Direction — Pick out all lines of the entries that include the word "category" and copy them.

Dataset items:
====

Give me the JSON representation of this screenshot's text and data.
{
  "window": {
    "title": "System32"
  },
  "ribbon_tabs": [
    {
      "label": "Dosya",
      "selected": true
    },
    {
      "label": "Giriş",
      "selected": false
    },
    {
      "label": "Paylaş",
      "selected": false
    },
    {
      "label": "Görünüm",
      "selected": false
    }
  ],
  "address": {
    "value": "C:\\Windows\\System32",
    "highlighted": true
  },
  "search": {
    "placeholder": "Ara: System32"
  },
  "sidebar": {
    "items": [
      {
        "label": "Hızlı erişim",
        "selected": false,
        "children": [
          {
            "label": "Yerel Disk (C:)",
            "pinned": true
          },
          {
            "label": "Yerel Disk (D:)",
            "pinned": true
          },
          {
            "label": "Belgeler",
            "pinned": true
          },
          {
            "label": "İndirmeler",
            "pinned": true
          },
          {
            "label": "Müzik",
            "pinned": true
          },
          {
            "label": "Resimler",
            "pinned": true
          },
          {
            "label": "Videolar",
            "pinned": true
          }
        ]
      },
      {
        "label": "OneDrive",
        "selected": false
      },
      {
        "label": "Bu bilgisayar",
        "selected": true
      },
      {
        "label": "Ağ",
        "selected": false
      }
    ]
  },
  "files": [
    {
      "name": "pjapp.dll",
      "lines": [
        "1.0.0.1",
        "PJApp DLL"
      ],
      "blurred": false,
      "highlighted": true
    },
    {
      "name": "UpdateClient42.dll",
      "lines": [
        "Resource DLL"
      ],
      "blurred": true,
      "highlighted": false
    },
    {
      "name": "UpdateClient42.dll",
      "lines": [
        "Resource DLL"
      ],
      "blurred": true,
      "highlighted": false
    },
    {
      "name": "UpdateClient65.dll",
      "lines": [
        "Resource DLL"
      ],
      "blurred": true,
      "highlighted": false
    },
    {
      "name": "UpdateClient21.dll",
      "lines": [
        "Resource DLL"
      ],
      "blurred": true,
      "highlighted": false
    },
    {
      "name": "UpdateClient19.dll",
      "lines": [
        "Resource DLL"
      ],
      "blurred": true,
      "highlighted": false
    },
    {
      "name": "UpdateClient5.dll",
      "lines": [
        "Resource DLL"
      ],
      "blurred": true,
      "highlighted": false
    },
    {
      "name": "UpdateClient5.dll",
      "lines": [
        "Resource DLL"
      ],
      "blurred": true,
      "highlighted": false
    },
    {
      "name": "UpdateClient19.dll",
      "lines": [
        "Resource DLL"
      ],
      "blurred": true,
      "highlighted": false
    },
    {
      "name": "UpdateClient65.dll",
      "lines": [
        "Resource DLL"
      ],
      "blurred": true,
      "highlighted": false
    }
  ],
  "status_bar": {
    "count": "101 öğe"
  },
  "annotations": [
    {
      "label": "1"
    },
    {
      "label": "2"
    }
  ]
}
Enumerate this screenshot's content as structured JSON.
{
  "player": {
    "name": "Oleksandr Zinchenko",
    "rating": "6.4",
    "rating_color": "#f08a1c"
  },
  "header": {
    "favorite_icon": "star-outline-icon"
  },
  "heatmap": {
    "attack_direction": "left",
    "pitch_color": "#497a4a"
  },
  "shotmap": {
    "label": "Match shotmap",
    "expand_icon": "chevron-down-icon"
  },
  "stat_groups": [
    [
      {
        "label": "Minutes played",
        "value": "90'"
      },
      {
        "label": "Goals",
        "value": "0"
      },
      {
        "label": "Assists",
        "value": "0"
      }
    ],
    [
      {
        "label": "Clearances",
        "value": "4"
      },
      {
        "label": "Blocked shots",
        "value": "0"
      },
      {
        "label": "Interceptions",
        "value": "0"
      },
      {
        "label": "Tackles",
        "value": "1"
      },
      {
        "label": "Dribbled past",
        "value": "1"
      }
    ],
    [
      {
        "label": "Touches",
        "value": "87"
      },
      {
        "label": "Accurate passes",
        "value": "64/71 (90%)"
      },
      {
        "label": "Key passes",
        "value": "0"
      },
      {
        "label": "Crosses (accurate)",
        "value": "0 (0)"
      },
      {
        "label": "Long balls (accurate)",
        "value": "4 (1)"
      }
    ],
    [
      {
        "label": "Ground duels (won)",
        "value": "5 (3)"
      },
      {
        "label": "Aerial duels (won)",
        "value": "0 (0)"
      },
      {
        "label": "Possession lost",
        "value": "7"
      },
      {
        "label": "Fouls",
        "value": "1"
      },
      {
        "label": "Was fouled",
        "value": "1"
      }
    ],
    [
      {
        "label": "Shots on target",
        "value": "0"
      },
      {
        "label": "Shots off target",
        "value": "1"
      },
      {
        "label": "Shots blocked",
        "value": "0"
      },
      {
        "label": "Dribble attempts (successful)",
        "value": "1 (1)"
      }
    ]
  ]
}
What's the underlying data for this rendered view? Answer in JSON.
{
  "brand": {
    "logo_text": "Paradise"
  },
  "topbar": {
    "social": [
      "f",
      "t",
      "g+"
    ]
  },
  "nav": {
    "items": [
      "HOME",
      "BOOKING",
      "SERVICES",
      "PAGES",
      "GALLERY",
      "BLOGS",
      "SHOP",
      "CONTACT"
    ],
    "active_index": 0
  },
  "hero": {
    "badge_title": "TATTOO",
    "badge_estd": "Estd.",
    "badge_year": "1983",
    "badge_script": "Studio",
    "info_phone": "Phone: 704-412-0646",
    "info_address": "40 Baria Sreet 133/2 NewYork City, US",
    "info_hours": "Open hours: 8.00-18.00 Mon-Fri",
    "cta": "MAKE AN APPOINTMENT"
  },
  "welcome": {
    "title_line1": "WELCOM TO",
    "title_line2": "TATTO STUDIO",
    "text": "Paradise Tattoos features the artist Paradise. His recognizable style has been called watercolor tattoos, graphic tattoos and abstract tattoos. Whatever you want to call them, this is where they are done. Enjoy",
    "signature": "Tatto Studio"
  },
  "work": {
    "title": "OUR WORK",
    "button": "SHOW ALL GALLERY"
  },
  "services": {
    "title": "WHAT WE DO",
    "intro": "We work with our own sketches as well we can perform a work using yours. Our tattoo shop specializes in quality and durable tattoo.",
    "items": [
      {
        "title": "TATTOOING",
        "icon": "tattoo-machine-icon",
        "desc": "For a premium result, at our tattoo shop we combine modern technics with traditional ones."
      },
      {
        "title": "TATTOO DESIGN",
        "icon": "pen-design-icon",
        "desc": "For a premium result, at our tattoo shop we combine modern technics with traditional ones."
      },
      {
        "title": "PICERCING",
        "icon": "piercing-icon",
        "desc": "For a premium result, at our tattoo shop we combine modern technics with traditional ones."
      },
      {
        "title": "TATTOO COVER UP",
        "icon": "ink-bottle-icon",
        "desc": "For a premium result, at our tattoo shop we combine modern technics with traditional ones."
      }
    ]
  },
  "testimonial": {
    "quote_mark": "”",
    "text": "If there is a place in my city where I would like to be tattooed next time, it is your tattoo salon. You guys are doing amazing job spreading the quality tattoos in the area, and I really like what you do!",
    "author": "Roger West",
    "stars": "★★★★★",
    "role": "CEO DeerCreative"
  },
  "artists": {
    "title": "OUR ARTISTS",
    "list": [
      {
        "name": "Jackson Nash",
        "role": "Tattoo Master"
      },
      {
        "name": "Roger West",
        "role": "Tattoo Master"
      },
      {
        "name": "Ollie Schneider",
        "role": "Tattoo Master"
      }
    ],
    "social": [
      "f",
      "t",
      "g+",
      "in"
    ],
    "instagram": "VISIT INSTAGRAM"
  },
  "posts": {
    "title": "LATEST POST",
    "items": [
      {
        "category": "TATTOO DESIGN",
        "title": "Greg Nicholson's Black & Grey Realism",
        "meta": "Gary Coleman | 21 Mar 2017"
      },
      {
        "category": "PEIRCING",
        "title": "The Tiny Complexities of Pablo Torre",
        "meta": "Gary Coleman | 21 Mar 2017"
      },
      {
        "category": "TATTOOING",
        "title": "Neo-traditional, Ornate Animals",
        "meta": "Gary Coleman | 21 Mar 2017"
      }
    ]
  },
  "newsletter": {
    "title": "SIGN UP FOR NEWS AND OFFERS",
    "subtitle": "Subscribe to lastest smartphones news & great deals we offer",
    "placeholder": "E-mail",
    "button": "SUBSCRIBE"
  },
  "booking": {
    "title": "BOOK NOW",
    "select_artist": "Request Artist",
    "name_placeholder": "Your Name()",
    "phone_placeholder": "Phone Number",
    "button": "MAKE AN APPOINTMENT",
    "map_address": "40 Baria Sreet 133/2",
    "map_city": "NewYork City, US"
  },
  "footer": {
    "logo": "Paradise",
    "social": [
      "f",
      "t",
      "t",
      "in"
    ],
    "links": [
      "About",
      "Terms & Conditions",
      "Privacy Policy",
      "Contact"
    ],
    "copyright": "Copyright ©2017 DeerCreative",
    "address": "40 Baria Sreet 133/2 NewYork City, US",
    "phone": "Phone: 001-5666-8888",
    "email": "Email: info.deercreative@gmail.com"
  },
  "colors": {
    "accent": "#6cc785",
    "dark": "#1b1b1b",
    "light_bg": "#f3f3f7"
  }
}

====

Completed task —
        "category": "TATTOO DESIGN",
        "category": "PEIRCING",
        "category": "TATTOOING",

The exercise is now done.